━━━━━ Records provided

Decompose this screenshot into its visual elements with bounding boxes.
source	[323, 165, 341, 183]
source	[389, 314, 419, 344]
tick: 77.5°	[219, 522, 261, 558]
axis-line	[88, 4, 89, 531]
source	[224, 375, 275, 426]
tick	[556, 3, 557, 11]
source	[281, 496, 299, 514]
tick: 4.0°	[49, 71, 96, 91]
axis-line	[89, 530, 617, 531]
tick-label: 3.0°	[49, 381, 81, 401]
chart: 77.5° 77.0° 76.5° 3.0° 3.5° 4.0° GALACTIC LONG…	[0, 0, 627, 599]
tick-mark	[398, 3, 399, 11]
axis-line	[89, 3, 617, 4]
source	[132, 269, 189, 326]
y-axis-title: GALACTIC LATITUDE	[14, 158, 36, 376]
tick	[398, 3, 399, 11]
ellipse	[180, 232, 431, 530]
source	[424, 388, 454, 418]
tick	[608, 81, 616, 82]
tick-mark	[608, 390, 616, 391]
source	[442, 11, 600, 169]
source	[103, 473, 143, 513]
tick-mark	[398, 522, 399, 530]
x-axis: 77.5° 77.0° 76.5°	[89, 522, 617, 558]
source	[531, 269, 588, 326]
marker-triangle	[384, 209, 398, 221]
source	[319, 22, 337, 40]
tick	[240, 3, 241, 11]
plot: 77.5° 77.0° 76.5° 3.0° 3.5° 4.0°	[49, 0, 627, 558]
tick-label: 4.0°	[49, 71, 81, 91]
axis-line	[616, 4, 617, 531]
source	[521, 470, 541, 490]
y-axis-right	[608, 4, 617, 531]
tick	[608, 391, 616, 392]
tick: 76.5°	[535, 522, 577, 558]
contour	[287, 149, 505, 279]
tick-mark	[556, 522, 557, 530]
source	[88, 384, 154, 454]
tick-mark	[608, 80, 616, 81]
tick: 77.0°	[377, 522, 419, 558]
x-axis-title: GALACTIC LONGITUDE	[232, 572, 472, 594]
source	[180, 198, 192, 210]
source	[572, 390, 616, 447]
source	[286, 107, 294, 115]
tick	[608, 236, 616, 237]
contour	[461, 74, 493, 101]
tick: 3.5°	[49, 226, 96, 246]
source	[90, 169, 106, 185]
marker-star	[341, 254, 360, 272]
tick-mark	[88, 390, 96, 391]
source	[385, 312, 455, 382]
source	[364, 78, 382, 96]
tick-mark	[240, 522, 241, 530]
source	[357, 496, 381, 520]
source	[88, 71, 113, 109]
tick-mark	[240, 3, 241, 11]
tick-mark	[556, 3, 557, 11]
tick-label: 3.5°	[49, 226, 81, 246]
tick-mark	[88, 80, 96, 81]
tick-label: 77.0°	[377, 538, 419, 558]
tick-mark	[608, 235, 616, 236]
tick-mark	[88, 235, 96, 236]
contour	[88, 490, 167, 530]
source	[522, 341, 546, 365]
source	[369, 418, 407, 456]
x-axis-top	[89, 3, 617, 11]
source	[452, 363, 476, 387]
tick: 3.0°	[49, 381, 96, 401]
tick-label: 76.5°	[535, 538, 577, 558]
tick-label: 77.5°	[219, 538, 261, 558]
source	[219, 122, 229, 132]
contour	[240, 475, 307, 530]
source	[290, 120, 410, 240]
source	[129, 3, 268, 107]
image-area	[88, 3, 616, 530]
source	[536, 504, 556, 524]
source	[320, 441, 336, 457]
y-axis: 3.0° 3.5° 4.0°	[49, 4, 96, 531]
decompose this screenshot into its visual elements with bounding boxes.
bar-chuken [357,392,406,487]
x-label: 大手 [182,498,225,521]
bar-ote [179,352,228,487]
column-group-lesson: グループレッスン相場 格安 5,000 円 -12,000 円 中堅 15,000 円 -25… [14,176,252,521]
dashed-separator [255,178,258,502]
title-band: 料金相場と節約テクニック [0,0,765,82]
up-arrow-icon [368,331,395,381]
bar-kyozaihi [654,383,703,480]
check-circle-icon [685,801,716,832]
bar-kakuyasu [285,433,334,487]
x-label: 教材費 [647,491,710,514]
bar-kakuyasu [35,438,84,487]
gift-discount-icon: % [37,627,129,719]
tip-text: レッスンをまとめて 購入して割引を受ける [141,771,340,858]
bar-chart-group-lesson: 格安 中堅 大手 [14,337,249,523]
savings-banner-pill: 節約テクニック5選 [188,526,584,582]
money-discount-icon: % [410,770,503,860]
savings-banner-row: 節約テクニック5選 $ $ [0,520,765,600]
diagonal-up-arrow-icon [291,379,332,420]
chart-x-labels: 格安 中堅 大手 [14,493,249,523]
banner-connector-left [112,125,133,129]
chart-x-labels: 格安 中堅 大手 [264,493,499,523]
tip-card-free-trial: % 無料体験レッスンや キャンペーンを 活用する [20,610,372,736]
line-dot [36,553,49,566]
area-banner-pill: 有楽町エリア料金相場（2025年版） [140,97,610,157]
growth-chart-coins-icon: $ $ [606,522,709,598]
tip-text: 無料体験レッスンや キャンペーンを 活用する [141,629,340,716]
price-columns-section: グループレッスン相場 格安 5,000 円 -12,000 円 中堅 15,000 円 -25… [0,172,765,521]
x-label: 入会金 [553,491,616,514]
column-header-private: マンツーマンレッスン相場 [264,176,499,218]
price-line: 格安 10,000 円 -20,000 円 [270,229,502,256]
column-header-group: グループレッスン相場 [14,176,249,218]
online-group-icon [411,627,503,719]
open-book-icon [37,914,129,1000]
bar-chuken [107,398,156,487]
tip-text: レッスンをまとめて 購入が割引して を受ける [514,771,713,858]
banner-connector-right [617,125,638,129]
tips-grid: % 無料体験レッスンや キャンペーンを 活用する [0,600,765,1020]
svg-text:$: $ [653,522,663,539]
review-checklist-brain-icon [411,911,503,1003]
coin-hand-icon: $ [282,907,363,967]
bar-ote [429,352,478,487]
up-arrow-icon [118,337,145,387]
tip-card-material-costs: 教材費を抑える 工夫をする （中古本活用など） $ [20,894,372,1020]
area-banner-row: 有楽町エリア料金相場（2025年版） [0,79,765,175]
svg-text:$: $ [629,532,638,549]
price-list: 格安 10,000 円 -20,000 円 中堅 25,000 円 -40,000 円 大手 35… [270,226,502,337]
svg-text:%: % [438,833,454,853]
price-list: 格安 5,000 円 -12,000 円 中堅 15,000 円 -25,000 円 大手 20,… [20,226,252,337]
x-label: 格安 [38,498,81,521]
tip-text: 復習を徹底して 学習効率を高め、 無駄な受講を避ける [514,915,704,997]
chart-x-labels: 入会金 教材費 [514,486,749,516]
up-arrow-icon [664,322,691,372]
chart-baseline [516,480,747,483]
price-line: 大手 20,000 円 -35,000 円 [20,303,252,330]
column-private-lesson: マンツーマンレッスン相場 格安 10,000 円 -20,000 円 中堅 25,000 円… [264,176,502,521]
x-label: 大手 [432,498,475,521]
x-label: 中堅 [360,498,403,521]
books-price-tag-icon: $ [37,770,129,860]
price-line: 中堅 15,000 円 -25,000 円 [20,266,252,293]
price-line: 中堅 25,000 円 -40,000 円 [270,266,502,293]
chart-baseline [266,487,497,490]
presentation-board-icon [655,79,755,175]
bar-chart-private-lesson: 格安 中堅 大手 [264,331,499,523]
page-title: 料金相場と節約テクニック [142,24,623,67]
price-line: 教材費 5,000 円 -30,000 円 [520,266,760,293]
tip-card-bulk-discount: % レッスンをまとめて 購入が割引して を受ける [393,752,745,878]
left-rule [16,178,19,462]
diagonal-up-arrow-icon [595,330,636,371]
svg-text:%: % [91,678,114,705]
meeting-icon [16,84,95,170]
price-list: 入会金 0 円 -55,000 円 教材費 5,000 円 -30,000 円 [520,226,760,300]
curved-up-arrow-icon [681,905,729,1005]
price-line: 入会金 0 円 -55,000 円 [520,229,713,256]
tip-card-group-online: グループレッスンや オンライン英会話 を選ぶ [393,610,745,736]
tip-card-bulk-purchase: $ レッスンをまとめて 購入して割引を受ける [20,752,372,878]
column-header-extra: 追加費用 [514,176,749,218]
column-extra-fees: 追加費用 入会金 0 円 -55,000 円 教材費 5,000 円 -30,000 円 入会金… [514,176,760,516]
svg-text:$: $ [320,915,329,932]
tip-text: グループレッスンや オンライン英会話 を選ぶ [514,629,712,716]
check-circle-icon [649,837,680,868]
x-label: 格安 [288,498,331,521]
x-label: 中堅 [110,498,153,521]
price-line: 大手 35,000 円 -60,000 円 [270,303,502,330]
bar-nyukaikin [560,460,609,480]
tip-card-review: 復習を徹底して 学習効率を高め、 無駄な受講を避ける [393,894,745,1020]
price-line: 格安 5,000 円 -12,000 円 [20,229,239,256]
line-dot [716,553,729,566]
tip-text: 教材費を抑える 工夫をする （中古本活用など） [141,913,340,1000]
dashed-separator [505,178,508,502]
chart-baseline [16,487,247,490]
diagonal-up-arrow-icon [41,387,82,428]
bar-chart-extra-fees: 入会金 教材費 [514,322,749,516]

━━━━━━━━━━

Work to do => Copy the data above unchanged, from its first line through the line that contains "chart: 77.5° 77.0°", including both of those lines.

Full answer =>
Decompose this screenshot into its visual elements with bounding boxes.
source	[323, 165, 341, 183]
source	[389, 314, 419, 344]
tick: 77.5°	[219, 522, 261, 558]
axis-line	[88, 4, 89, 531]
source	[224, 375, 275, 426]
tick	[556, 3, 557, 11]
source	[281, 496, 299, 514]
tick: 4.0°	[49, 71, 96, 91]
axis-line	[89, 530, 617, 531]
tick-label: 3.0°	[49, 381, 81, 401]
chart: 77.5° 77.0° 76.5° 3.0° 3.5° 4.0° GALACTIC LONG…	[0, 0, 627, 599]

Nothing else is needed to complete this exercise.